Instruction - Each entry below should be returned exactly as is, with the pictures removed.

___ Extracted entries

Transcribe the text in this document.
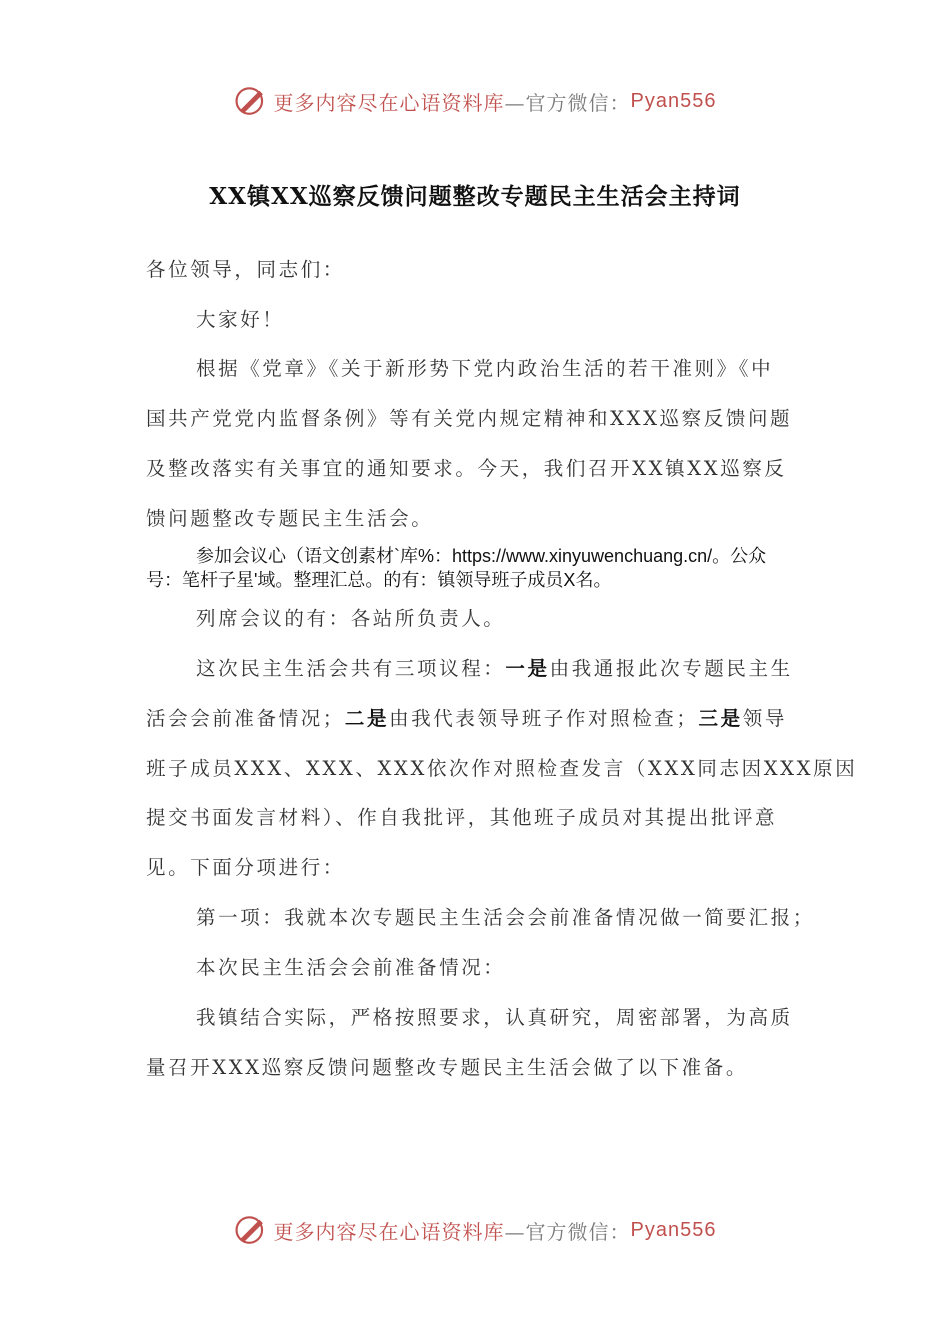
更多内容尽在心语资料库 —官方微信： Pyan556
XX镇XX巡察反馈问题整改专题民主生活会主持词
各位领导，同志们：
大家好！
根据《党章》《关于新形势下党内政治生活的若干准则》《中
国共产党党内监督条例》等有关党内规定精神和XXX巡察反馈问题
及整改落实有关事宜的通知要求。今天，我们召开XX镇XX巡察反
馈问题整改专题民主生活会。
参加会议心（语文创素材`库%：https://www.xinyuwenchuang.cn/。公众
号：笔杆子星'域。整理汇总。的有：镇领导班子成员X名。
列席会议的有：各站所负责人。
这次民主生活会共有三项议程：一是由我通报此次专题民主生
活会会前准备情况；二是由我代表领导班子作对照检查；三是领导
班子成员XXX、XXX、XXX依次作对照检查发言（XXX同志因XXX原因
提交书面发言材料）、作自我批评，其他班子成员对其提出批评意
见。下面分项进行：
第一项：我就本次专题民主生活会会前准备情况做一简要汇报；
本次民主生活会会前准备情况：
我镇结合实际，严格按照要求，认真研究，周密部署，为高质
量召开XXX巡察反馈问题整改专题民主生活会做了以下准备。
更多内容尽在心语资料库 —官方微信： Pyan556
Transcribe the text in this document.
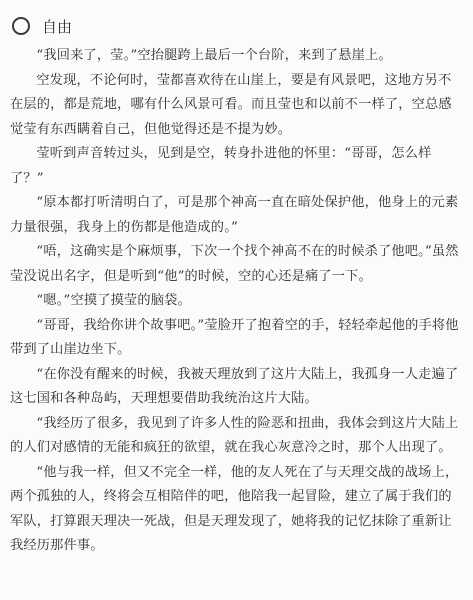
自由

“我回来了，莹。”空抬腿跨上最后一个台阶，来到了悬崖上。

空发现，不论何时，莹都喜欢待在山崖上，要是有风景吧，这地方另不在层的，都是荒地，哪有什么风景可看。而且莹也和以前不一样了，空总感觉莹有东西瞒着自己，但他觉得还是不提为妙。

莹听到声音转过头，见到是空，转身扑进他的怀里：“哥哥，怎么样了？”

“原本都打听清明白了，可是那个神高一直在暗处保护他，他身上的元素力量很强，我身上的伤都是他造成的。”

“唔，这确实是个麻烦事，下次一个找个神高不在的时候杀了他吧。”虽然莹没说出名字，但是听到“他”的时候，空的心还是痛了一下。

“嗯。”空摸了摸莹的脑袋。

“哥哥，我给你讲个故事吧。”莹脸开了抱着空的手，轻轻牵起他的手将他带到了山崖边坐下。

“在你没有醒来的时候，我被天理放到了这片大陆上，我孤身一人走遍了这七国和各种岛屿，天理想要借助我统治这片大陆。

“我经历了很多，我见到了许多人性的险恶和扭曲，我体会到这片大陆上的人们对感情的无能和疯狂的欲望，就在我心灰意冷之时，那个人出现了。

“他与我一样，但又不完全一样，他的友人死在了与天理交战的战场上，两个孤独的人，终将会互相陪伴的吧，他陪我一起冒险，建立了属于我们的军队，打算跟天理决一死战，但是天理发现了，她将我的记忆抹除了重新让我经历那件事。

______

The result -
Transcribe the text in this document.
更多内容尽在心语资料库 —官方微信： Pyan556
XX镇XX巡察反馈问题整改专题民主生活会主持词
各位领导，同志们：
大家好！
根据《党章》《关于新形势下党内政治生活的若干准则》《中
国共产党党内监督条例》等有关党内规定精神和XXX巡察反馈问题
及整改落实有关事宜的通知要求。今天，我们召开XX镇XX巡察反
馈问题整改专题民主生活会。
参加会议心（语文创素材`库%：https://www.xinyuwenchuang.cn/。公众
号：笔杆子星'域。整理汇总。的有：镇领导班子成员X名。
列席会议的有：各站所负责人。
这次民主生活会共有三项议程：一是由我通报此次专题民主生
活会会前准备情况；二是由我代表领导班子作对照检查；三是领导
班子成员XXX、XXX、XXX依次作对照检查发言（XXX同志因XXX原因
提交书面发言材料）、作自我批评，其他班子成员对其提出批评意
见。下面分项进行：
第一项：我就本次专题民主生活会会前准备情况做一简要汇报；
本次民主生活会会前准备情况：
我镇结合实际，严格按照要求，认真研究，周密部署，为高质
量召开XXX巡察反馈问题整改专题民主生活会做了以下准备。
更多内容尽在心语资料库 —官方微信： Pyan556
Transcribe the text in this document.
自由

“我回来了，莹。”空抬腿跨上最后一个台阶，来到了悬崖上。

空发现，不论何时，莹都喜欢待在山崖上，要是有风景吧，这地方另不在层的，都是荒地，哪有什么风景可看。而且莹也和以前不一样了，空总感觉莹有东西瞒着自己，但他觉得还是不提为妙。

莹听到声音转过头，见到是空，转身扑进他的怀里：“哥哥，怎么样了？”

“原本都打听清明白了，可是那个神高一直在暗处保护他，他身上的元素力量很强，我身上的伤都是他造成的。”

“唔，这确实是个麻烦事，下次一个找个神高不在的时候杀了他吧。”虽然莹没说出名字，但是听到“他”的时候，空的心还是痛了一下。

“嗯。”空摸了摸莹的脑袋。

“哥哥，我给你讲个故事吧。”莹脸开了抱着空的手，轻轻牵起他的手将他带到了山崖边坐下。

“在你没有醒来的时候，我被天理放到了这片大陆上，我孤身一人走遍了这七国和各种岛屿，天理想要借助我统治这片大陆。

“我经历了很多，我见到了许多人性的险恶和扭曲，我体会到这片大陆上的人们对感情的无能和疯狂的欲望，就在我心灰意冷之时，那个人出现了。

“他与我一样，但又不完全一样，他的友人死在了与天理交战的战场上，两个孤独的人，终将会互相陪伴的吧，他陪我一起冒险，建立了属于我们的军队，打算跟天理决一死战，但是天理发现了，她将我的记忆抹除了重新让我经历那件事。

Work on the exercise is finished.